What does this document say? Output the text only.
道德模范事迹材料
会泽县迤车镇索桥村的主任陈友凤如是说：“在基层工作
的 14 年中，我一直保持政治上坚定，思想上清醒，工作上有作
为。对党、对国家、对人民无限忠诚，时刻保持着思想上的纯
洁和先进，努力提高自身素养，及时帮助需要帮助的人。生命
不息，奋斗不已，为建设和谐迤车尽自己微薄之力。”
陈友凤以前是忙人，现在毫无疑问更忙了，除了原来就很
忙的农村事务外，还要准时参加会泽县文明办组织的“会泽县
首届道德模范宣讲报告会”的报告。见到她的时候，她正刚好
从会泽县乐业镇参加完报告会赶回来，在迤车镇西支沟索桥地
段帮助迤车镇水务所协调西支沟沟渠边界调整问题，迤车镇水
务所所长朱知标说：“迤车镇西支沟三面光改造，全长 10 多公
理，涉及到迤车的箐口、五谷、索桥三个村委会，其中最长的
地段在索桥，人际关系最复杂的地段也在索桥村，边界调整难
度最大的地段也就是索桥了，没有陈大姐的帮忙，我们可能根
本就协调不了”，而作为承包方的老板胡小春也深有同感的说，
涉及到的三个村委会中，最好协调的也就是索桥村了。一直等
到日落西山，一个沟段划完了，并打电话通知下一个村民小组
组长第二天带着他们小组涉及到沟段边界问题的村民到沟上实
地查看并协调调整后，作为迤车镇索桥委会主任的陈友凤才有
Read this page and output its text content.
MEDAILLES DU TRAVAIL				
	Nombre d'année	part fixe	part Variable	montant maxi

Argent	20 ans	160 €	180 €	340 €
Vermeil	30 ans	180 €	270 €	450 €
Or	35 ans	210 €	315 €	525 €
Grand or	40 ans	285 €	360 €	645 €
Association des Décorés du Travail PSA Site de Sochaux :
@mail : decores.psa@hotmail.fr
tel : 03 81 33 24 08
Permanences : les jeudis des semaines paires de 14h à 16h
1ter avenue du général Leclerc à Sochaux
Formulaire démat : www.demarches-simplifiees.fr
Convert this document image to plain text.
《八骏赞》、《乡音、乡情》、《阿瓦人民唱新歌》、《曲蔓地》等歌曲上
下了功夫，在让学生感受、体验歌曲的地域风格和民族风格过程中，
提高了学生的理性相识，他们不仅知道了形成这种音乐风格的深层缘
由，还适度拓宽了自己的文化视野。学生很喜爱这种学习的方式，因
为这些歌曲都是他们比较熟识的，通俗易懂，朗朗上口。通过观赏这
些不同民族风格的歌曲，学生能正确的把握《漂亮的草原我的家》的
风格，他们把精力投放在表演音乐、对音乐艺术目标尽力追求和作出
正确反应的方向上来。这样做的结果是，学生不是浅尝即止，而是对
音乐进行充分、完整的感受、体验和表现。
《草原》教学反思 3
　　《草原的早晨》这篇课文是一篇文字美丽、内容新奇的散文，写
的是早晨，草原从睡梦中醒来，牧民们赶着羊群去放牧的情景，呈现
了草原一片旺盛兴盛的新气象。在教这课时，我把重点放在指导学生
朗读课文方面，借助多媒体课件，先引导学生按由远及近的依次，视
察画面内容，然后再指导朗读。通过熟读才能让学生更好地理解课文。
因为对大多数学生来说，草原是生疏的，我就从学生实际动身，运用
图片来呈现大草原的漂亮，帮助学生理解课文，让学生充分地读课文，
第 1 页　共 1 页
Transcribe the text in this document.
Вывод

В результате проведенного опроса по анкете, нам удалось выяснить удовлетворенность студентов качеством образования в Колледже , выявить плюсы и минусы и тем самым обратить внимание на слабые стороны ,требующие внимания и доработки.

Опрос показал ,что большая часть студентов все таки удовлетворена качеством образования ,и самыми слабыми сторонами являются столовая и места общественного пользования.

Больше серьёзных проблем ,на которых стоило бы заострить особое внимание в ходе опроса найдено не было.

○ ○ ○ ○

> Your task
Check every line of the entries above for the word "внимание" and report how many lines contain it, giving the number only.

> Expected answer
2